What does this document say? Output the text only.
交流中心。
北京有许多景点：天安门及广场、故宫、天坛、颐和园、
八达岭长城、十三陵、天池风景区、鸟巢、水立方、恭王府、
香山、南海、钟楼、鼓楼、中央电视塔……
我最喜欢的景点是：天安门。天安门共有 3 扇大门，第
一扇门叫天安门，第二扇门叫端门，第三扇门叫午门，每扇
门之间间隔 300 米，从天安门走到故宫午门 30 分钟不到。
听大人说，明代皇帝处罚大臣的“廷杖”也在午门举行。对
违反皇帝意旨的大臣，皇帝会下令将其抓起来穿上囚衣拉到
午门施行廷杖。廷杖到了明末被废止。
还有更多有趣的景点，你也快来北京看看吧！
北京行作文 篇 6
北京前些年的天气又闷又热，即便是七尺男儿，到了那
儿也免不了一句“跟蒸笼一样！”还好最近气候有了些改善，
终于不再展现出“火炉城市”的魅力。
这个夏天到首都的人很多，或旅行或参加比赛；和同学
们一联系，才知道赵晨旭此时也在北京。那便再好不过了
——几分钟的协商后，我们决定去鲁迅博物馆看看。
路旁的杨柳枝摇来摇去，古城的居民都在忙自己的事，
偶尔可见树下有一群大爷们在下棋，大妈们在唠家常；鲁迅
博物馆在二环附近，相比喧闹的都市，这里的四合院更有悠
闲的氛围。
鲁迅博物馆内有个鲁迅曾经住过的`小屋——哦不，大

Task directions -
Transcribe the data. Leave every line exactly as it is.

The result -
What does this document say? Output the text only.
交流中心。
北京有许多景点：天安门及广场、故宫、天坛、颐和园、
八达岭长城、十三陵、天池风景区、鸟巢、水立方、恭王府、
香山、南海、钟楼、鼓楼、中央电视塔……
我最喜欢的景点是：天安门。天安门共有 3 扇大门，第
一扇门叫天安门，第二扇门叫端门，第三扇门叫午门，每扇
门之间间隔 300 米，从天安门走到故宫午门 30 分钟不到。
听大人说，明代皇帝处罚大臣的“廷杖”也在午门举行。对
违反皇帝意旨的大臣，皇帝会下令将其抓起来穿上囚衣拉到
午门施行廷杖。廷杖到了明末被废止。
还有更多有趣的景点，你也快来北京看看吧！
北京行作文 篇 6
北京前些年的天气又闷又热，即便是七尺男儿，到了那
儿也免不了一句“跟蒸笼一样！”还好最近气候有了些改善，
终于不再展现出“火炉城市”的魅力。
这个夏天到首都的人很多，或旅行或参加比赛；和同学
们一联系，才知道赵晨旭此时也在北京。那便再好不过了
——几分钟的协商后，我们决定去鲁迅博物馆看看。
路旁的杨柳枝摇来摇去，古城的居民都在忙自己的事，
偶尔可见树下有一群大爷们在下棋，大妈们在唠家常；鲁迅
博物馆在二环附近，相比喧闹的都市，这里的四合院更有悠
闲的氛围。
鲁迅博物馆内有个鲁迅曾经住过的`小屋——哦不，大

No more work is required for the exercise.